◆ **Work instructions**
Using the exact wording, repeat every line of the material.

------------------------------------------------------------

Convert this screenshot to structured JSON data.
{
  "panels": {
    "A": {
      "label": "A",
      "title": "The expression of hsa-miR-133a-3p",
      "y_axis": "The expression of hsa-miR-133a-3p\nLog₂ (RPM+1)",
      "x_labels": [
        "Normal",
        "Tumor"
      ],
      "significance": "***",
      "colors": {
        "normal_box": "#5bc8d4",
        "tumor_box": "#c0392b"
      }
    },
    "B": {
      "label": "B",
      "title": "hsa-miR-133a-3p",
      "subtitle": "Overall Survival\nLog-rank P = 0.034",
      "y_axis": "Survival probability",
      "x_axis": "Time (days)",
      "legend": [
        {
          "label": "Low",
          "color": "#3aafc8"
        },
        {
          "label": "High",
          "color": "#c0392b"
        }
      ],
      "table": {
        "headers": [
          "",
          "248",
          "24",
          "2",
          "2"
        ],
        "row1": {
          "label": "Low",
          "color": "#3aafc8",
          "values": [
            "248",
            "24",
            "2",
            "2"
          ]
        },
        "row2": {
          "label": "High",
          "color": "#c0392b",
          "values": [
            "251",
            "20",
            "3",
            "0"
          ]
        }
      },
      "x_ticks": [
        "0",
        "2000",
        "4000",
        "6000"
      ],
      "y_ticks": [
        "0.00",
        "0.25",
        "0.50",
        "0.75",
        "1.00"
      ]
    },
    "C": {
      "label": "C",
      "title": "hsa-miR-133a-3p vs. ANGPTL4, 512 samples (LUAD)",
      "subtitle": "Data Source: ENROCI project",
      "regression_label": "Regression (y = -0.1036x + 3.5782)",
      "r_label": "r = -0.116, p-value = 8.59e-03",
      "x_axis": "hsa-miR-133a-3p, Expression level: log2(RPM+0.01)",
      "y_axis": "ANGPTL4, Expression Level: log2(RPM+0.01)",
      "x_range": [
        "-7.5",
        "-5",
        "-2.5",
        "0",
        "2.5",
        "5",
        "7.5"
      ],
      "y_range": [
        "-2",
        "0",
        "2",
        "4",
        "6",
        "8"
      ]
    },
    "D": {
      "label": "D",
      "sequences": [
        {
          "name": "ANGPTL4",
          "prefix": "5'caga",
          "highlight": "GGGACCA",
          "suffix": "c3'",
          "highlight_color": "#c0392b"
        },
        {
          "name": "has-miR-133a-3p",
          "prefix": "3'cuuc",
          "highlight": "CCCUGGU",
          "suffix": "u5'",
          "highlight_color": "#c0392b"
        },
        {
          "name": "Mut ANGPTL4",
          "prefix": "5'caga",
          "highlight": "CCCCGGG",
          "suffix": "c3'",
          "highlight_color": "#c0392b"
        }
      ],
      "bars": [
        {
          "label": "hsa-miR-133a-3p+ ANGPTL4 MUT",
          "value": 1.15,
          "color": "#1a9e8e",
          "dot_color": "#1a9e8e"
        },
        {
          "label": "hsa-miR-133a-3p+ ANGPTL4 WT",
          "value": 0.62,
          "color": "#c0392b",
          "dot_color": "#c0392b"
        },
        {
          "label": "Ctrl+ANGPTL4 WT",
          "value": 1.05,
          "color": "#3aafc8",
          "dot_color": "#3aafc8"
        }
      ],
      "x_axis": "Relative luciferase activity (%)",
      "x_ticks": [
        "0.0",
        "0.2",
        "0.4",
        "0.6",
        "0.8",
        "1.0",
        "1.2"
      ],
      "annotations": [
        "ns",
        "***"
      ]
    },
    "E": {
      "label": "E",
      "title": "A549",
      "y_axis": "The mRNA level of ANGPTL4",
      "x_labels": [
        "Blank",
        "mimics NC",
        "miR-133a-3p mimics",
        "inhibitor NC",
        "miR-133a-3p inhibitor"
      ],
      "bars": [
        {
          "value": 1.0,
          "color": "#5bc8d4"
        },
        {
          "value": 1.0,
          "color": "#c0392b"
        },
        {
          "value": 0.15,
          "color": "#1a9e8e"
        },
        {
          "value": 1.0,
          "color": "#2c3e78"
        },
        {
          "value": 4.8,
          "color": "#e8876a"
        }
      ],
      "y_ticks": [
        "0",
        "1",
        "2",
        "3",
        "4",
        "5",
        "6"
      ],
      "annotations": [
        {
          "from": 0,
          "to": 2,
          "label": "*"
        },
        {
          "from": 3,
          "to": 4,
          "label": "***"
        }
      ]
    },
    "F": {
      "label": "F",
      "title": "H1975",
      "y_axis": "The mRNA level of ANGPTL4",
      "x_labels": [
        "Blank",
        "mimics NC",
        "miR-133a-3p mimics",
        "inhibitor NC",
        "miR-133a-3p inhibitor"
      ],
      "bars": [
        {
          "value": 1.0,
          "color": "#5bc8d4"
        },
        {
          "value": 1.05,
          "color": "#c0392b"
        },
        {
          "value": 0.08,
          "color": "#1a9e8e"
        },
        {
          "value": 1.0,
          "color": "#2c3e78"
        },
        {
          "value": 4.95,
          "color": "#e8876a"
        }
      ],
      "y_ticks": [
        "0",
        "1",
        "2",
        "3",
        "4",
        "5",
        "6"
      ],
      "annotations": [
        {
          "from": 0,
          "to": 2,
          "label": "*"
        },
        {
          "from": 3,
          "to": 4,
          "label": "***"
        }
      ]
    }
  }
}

------------------------------------------------------------

◆ **Task solution**
Convert this screenshot to structured JSON data.
{
  "panels": {
    "A": {
      "label": "A",
      "title": "The expression of hsa-miR-133a-3p",
      "y_axis": "The expression of hsa-miR-133a-3p\nLog₂ (RPM+1)",
      "x_labels": [
        "Normal",
        "Tumor"
      ],
      "significance": "***",
      "colors": {
        "normal_box": "#5bc8d4",
        "tumor_box": "#c0392b"
      }
    },
    "B": {
      "label": "B",
      "title": "hsa-miR-133a-3p",
      "subtitle": "Overall Survival\nLog-rank P = 0.034",
      "y_axis": "Survival probability",
      "x_axis": "Time (days)",
      "legend": [
        {
          "label": "Low",
          "color": "#3aafc8"
        },
        {
          "label": "High",
          "color": "#c0392b"
        }
      ],
      "table": {
        "headers": [
          "",
          "248",
          "24",
          "2",
          "2"
        ],
        "row1": {
          "label": "Low",
          "color": "#3aafc8",
          "values": [
            "248",
            "24",
            "2",
            "2"
          ]
        },
        "row2": {
          "label": "High",
          "color": "#c0392b",
          "values": [
            "251",
            "20",
            "3",
            "0"
          ]
        }
      },
      "x_ticks": [
        "0",
        "2000",
        "4000",
        "6000"
      ],
      "y_ticks": [
        "0.00",
        "0.25",
        "0.50",
        "0.75",
        "1.00"
      ]
    },
    "C": {
      "label": "C",
      "title": "hsa-miR-133a-3p vs. ANGPTL4, 512 samples (LUAD)",
      "subtitle": "Data Source: ENROCI project",
      "regression_label": "Regression (y = -0.1036x + 3.5782)",
      "r_label": "r = -0.116, p-value = 8.59e-03",
      "x_axis": "hsa-miR-133a-3p, Expression level: log2(RPM+0.01)",
      "y_axis": "ANGPTL4, Expression Level: log2(RPM+0.01)",
      "x_range": [
        "-7.5",
        "-5",
        "-2.5",
        "0",
        "2.5",
        "5",
        "7.5"
      ],
      "y_range": [
        "-2",
        "0",
        "2",
        "4",
        "6",
        "8"
      ]
    },
    "D": {
      "label": "D",
      "sequences": [
        {
          "name": "ANGPTL4",
          "prefix": "5'caga",
          "highlight": "GGGACCA",
          "suffix": "c3'",
          "highlight_color": "#c0392b"
        },
        {
          "name": "has-miR-133a-3p",
          "prefix": "3'cuuc",
          "highlight": "CCCUGGU",
          "suffix": "u5'",
          "highlight_color": "#c0392b"
        },
        {
          "name": "Mut ANGPTL4",
          "prefix": "5'caga",
          "highlight": "CCCCGGG",
          "suffix": "c3'",
          "highlight_color": "#c0392b"
        }
      ],
      "bars": [
        {
          "label": "hsa-miR-133a-3p+ ANGPTL4 MUT",
          "value": 1.15,
          "color": "#1a9e8e",
          "dot_color": "#1a9e8e"
        },
        {
          "label": "hsa-miR-133a-3p+ ANGPTL4 WT",
          "value": 0.62,
          "color": "#c0392b",
          "dot_color": "#c0392b"
        },
        {
          "label": "Ctrl+ANGPTL4 WT",
          "value": 1.05,
          "color": "#3aafc8",
          "dot_color": "#3aafc8"
        }
      ],
      "x_axis": "Relative luciferase activity (%)",
      "x_ticks": [
        "0.0",
        "0.2",
        "0.4",
        "0.6",
        "0.8",
        "1.0",
        "1.2"
      ],
      "annotations": [
        "ns",
        "***"
      ]
    },
    "E": {
      "label": "E",
      "title": "A549",
      "y_axis": "The mRNA level of ANGPTL4",
      "x_labels": [
        "Blank",
        "mimics NC",
        "miR-133a-3p mimics",
        "inhibitor NC",
        "miR-133a-3p inhibitor"
      ],
      "bars": [
        {
          "value": 1.0,
          "color": "#5bc8d4"
        },
        {
          "value": 1.0,
          "color": "#c0392b"
        },
        {
          "value": 0.15,
          "color": "#1a9e8e"
        },
        {
          "value": 1.0,
          "color": "#2c3e78"
        },
        {
          "value": 4.8,
          "color": "#e8876a"
        }
      ],
      "y_ticks": [
        "0",
        "1",
        "2",
        "3",
        "4",
        "5",
        "6"
      ],
      "annotations": [
        {
          "from": 0,
          "to": 2,
          "label": "*"
        },
        {
          "from": 3,
          "to": 4,
          "label": "***"
        }
      ]
    },
    "F": {
      "label": "F",
      "title": "H1975",
      "y_axis": "The mRNA level of ANGPTL4",
      "x_labels": [
        "Blank",
        "mimics NC",
        "miR-133a-3p mimics",
        "inhibitor NC",
        "miR-133a-3p inhibitor"
      ],
      "bars": [
        {
          "value": 1.0,
          "color": "#5bc8d4"
        },
        {
          "value": 1.05,
          "color": "#c0392b"
        },
        {
          "value": 0.08,
          "color": "#1a9e8e"
        },
        {
          "value": 1.0,
          "color": "#2c3e78"
        },
        {
          "value": 4.95,
          "color": "#e8876a"
        }
      ],
      "y_ticks": [
        "0",
        "1",
        "2",
        "3",
        "4",
        "5",
        "6"
      ],
      "annotations": [
        {
          "from": 0,
          "to": 2,
          "label": "*"
        },
        {
          "from": 3,
          "to": 4,
          "label": "***"
        }
      ]
    }
  }
}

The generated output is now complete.